**Exercise instructions**
Of the lines in this listing, how many contain the word "title"? Give the number and nothing else.

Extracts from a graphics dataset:
"""
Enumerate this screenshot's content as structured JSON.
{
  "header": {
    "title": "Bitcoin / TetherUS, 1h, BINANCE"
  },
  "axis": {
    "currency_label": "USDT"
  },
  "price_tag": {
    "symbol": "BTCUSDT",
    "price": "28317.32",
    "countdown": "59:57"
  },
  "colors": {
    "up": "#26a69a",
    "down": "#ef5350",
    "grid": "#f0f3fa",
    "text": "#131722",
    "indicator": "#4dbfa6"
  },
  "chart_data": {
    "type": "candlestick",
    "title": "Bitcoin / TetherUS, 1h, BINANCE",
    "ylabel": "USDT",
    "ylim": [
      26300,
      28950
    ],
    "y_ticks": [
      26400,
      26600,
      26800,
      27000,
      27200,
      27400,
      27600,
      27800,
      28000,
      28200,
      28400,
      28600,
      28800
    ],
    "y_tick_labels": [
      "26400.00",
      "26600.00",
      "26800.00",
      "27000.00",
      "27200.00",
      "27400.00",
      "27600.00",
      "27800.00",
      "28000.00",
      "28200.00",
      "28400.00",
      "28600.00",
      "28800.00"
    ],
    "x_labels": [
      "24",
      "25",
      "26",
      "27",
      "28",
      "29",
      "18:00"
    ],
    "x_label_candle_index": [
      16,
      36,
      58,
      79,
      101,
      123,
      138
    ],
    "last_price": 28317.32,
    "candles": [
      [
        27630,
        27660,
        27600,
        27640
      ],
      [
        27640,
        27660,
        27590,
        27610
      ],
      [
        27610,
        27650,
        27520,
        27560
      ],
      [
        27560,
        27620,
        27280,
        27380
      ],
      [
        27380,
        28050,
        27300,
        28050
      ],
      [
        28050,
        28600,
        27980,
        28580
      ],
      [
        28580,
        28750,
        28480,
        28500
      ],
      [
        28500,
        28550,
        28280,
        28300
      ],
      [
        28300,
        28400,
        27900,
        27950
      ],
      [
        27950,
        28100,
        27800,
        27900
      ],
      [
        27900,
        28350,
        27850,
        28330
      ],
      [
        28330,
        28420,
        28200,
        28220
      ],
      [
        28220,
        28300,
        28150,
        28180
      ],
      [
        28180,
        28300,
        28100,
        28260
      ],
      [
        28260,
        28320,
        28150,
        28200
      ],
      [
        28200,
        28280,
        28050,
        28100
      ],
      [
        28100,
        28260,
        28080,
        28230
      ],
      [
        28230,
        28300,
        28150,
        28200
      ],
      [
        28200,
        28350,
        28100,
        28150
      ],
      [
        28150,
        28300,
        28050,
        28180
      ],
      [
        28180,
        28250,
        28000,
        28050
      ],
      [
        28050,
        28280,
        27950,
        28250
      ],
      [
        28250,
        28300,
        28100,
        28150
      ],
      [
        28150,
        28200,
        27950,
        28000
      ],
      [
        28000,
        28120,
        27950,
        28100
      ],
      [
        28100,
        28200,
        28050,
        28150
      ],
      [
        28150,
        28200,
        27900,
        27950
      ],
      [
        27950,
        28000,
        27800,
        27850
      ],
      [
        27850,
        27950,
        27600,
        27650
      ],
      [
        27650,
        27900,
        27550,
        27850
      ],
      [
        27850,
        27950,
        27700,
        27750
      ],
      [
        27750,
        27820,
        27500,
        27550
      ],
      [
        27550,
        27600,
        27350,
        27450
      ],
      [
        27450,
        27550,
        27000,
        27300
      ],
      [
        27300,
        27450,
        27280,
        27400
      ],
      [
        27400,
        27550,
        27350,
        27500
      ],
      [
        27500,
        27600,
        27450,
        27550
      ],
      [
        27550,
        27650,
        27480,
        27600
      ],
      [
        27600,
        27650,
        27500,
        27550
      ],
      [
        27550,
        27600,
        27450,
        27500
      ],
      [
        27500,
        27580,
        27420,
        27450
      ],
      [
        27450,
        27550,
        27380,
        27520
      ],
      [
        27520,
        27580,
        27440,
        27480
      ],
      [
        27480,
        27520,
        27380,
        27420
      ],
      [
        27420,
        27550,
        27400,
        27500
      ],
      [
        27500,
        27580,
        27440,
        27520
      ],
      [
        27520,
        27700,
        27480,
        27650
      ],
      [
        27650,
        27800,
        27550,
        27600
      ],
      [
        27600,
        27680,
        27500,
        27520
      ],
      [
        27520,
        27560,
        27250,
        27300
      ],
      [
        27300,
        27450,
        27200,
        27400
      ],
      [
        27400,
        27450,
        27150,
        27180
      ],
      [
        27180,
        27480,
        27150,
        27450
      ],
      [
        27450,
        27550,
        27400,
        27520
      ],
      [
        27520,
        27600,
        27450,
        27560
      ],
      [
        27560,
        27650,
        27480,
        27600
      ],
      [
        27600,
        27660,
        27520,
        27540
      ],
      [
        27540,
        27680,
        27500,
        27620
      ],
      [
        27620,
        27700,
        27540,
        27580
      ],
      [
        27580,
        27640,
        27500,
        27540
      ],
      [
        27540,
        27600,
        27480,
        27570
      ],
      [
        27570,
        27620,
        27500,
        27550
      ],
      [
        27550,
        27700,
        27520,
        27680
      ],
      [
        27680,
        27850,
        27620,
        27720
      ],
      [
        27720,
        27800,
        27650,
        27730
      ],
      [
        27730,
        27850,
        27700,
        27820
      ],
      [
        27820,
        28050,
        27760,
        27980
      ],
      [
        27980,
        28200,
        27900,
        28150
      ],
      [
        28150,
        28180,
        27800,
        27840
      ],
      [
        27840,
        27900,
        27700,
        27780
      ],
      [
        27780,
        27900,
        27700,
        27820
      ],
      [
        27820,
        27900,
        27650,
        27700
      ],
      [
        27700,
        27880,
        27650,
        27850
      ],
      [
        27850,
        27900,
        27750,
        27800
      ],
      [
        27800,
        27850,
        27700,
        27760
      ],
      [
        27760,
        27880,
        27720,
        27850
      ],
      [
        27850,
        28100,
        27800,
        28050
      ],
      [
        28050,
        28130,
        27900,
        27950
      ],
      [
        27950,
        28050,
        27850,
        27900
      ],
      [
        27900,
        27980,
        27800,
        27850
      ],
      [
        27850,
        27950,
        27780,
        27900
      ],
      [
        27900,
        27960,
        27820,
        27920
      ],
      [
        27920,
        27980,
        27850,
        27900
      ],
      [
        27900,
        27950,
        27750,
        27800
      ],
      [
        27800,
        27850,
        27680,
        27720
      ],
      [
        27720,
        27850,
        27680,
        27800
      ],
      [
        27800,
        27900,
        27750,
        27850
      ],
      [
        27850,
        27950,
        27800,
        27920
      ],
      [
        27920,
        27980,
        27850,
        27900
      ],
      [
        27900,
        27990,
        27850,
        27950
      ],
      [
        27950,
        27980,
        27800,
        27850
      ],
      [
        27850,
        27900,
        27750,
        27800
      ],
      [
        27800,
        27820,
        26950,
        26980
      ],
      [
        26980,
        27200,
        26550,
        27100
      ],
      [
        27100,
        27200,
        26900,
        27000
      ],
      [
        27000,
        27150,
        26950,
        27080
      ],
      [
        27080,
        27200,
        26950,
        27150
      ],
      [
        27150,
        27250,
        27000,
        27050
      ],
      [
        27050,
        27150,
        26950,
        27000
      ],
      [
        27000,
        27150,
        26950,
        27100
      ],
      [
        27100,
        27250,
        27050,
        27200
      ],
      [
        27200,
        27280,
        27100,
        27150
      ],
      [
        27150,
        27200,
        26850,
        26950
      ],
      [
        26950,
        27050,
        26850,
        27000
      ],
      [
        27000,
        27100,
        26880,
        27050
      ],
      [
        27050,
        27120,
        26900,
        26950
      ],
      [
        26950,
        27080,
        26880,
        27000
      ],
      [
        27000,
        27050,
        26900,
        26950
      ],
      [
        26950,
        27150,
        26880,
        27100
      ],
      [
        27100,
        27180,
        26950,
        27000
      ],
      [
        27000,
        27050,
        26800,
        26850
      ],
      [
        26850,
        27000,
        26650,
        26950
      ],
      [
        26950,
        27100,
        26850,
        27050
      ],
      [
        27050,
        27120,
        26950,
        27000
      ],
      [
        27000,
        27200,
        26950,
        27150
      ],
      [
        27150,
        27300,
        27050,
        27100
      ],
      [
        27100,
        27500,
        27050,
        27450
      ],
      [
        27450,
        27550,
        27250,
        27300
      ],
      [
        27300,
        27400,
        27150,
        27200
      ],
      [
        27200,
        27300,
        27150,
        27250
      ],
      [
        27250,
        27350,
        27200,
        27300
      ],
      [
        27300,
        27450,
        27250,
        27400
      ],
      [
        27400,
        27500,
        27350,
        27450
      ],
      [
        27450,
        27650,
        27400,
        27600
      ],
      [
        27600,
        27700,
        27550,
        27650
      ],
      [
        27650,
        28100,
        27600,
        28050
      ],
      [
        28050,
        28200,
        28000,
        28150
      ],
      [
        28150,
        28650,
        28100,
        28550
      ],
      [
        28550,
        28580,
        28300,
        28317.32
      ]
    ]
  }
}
"""
**Exercise output**
2